Goal:
Print all of the entries exactly, minus the pictures.
╭──
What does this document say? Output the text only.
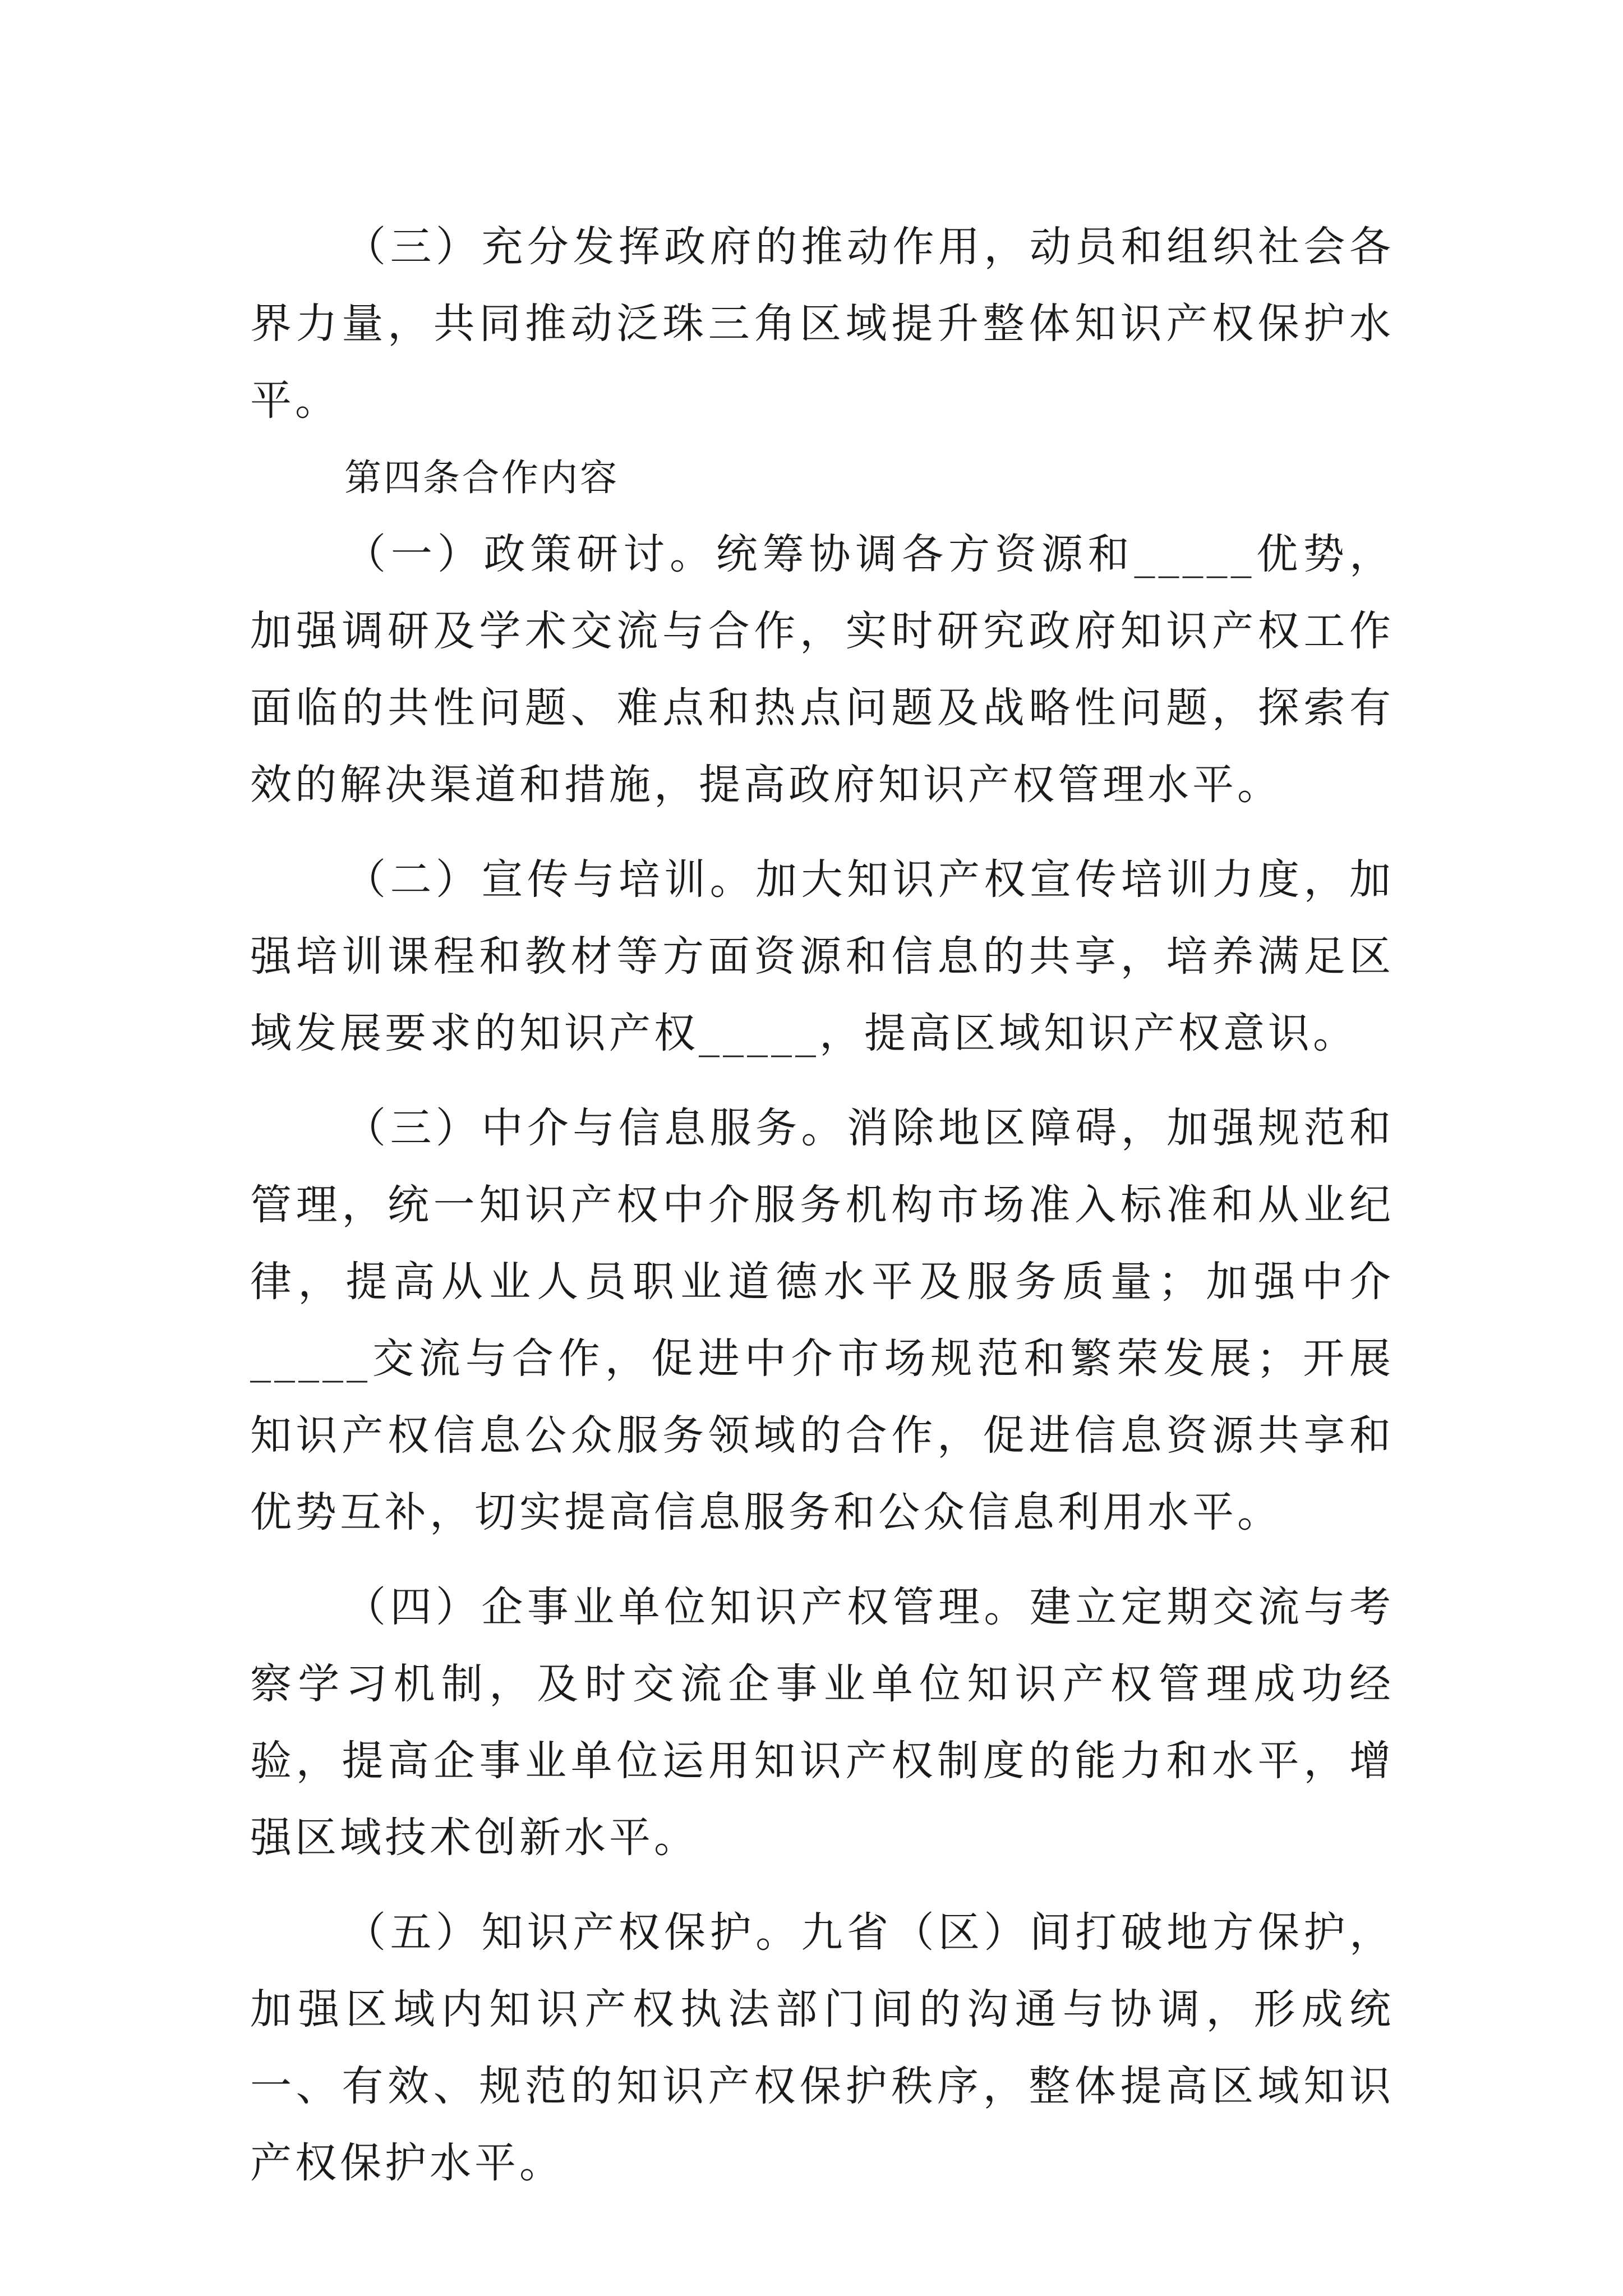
（三）充分发挥政府的推动作用，动员和组织社会各界力量，共同推动泛珠三角区域提升整体知识产权保护水平。

第四条合作内容

（一）政策研讨。统筹协调各方资源和_____优势，加强调研及学术交流与合作，实时研究政府知识产权工作面临的共性问题、难点和热点问题及战略性问题，探索有效的解决渠道和措施，提高政府知识产权管理水平。

（二）宣传与培训。加大知识产权宣传培训力度，加强培训课程和教材等方面资源和信息的共享，培养满足区域发展要求的知识产权_____，提高区域知识产权意识。

（三）中介与信息服务。消除地区障碍，加强规范和管理，统一知识产权中介服务机构市场准入标准和从业纪律，提高从业人员职业道德水平及服务质量；加强中介_____交流与合作，促进中介市场规范和繁荣发展；开展知识产权信息公众服务领域的合作，促进信息资源共享和优势互补，切实提高信息服务和公众信息利用水平。

（四）企事业单位知识产权管理。建立定期交流与考察学习机制，及时交流企事业单位知识产权管理成功经验，提高企事业单位运用知识产权制度的能力和水平，增强区域技术创新水平。

（五）知识产权保护。九省（区）间打破地方保护，加强区域内知识产权执法部门间的沟通与协调，形成统一、有效、规范的知识产权保护秩序，整体提高区域知识产权保护水平。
╰──
Answer:
What does this document say? Output the text only.
（三）充分发挥政府的推动作用，动员和组织社会各界力量，共同推动泛珠三角区域提升整体知识产权保护水平。

第四条合作内容

（一）政策研讨。统筹协调各方资源和_____优势，加强调研及学术交流与合作，实时研究政府知识产权工作面临的共性问题、难点和热点问题及战略性问题，探索有效的解决渠道和措施，提高政府知识产权管理水平。

（二）宣传与培训。加大知识产权宣传培训力度，加强培训课程和教材等方面资源和信息的共享，培养满足区域发展要求的知识产权_____，提高区域知识产权意识。

（三）中介与信息服务。消除地区障碍，加强规范和管理，统一知识产权中介服务机构市场准入标准和从业纪律，提高从业人员职业道德水平及服务质量；加强中介_____交流与合作，促进中介市场规范和繁荣发展；开展知识产权信息公众服务领域的合作，促进信息资源共享和优势互补，切实提高信息服务和公众信息利用水平。

（四）企事业单位知识产权管理。建立定期交流与考察学习机制，及时交流企事业单位知识产权管理成功经验，提高企事业单位运用知识产权制度的能力和水平，增强区域技术创新水平。

（五）知识产权保护。九省（区）间打破地方保护，加强区域内知识产权执法部门间的沟通与协调，形成统一、有效、规范的知识产权保护秩序，整体提高区域知识产权保护水平。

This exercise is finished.